*** Opening RECORDED INFORMATION ***

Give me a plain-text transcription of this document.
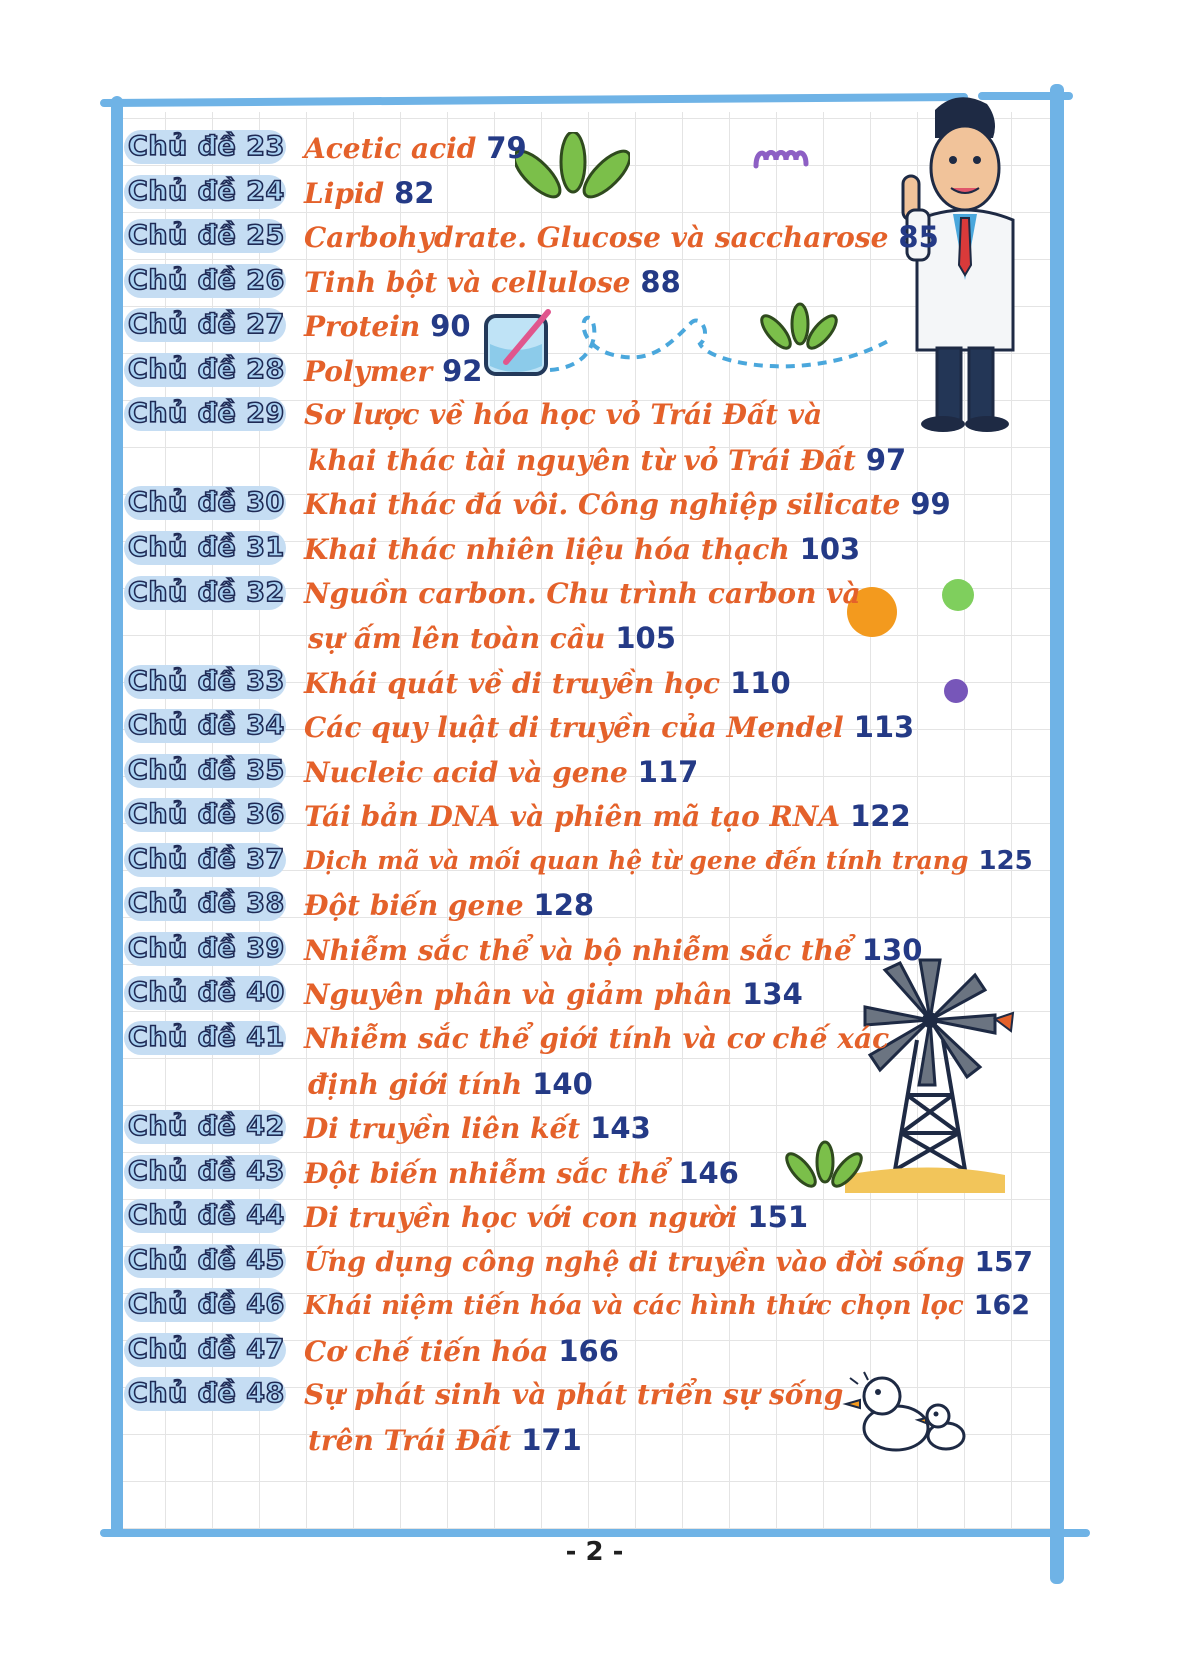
Chủ đề 23 Acetic acid 79
Chủ đề 24 Lipid 82
Chủ đề 25 Carbohydrate. Glucose và saccharose 85
Chủ đề 26 Tinh bột và cellulose 88
Chủ đề 27 Protein 90
Chủ đề 28 Polymer 92
Chủ đề 29 Sơ lược về hóa học vỏ Trái Đất và
khai thác tài nguyên từ vỏ Trái Đất 97
Chủ đề 30 Khai thác đá vôi. Công nghiệp silicate 99
Chủ đề 31 Khai thác nhiên liệu hóa thạch 103
Chủ đề 32 Nguồn carbon. Chu trình carbon và
sự ấm lên toàn cầu 105
Chủ đề 33 Khái quát về di truyền học 110
Chủ đề 34 Các quy luật di truyền của Mendel 113
Chủ đề 35 Nucleic acid và gene 117
Chủ đề 36 Tái bản DNA và phiên mã tạo RNA 122
Chủ đề 37 Dịch mã và mối quan hệ từ gene đến tính trạng 125
Chủ đề 38 Đột biến gene 128
Chủ đề 39 Nhiễm sắc thể và bộ nhiễm sắc thể 130
Chủ đề 40 Nguyên phân và giảm phân 134
Chủ đề 41 Nhiễm sắc thể giới tính và cơ chế xác
định giới tính 140
Chủ đề 42 Di truyền liên kết 143
Chủ đề 43 Đột biến nhiễm sắc thể 146
Chủ đề 44 Di truyền học với con người 151
Chủ đề 45 Ứng dụng công nghệ di truyền vào đời sống 157
Chủ đề 46 Khái niệm tiến hóa và các hình thức chọn lọc 162
Chủ đề 47 Cơ chế tiến hóa 166
Chủ đề 48 Sự phát sinh và phát triển sự sống
trên Trái Đất 171
- 2 -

*** Closing RECORDED INFORMATION ***

■ **ASSIGNMENT**:
Would you return the data exactly as written, without the pictures?

■ **SOLUTION TO THE PROBLEM**:
Give me a plain-text transcription of this document.
Chủ đề 23 Acetic acid 79
Chủ đề 24 Lipid 82
Chủ đề 25 Carbohydrate. Glucose và saccharose 85
Chủ đề 26 Tinh bột và cellulose 88
Chủ đề 27 Protein 90
Chủ đề 28 Polymer 92
Chủ đề 29 Sơ lược về hóa học vỏ Trái Đất và
khai thác tài nguyên từ vỏ Trái Đất 97
Chủ đề 30 Khai thác đá vôi. Công nghiệp silicate 99
Chủ đề 31 Khai thác nhiên liệu hóa thạch 103
Chủ đề 32 Nguồn carbon. Chu trình carbon và
sự ấm lên toàn cầu 105
Chủ đề 33 Khái quát về di truyền học 110
Chủ đề 34 Các quy luật di truyền của Mendel 113
Chủ đề 35 Nucleic acid và gene 117
Chủ đề 36 Tái bản DNA và phiên mã tạo RNA 122
Chủ đề 37 Dịch mã và mối quan hệ từ gene đến tính trạng 125
Chủ đề 38 Đột biến gene 128
Chủ đề 39 Nhiễm sắc thể và bộ nhiễm sắc thể 130
Chủ đề 40 Nguyên phân và giảm phân 134
Chủ đề 41 Nhiễm sắc thể giới tính và cơ chế xác
định giới tính 140
Chủ đề 42 Di truyền liên kết 143
Chủ đề 43 Đột biến nhiễm sắc thể 146
Chủ đề 44 Di truyền học với con người 151
Chủ đề 45 Ứng dụng công nghệ di truyền vào đời sống 157
Chủ đề 46 Khái niệm tiến hóa và các hình thức chọn lọc 162
Chủ đề 47 Cơ chế tiến hóa 166
Chủ đề 48 Sự phát sinh và phát triển sự sống
trên Trái Đất 171
- 2 -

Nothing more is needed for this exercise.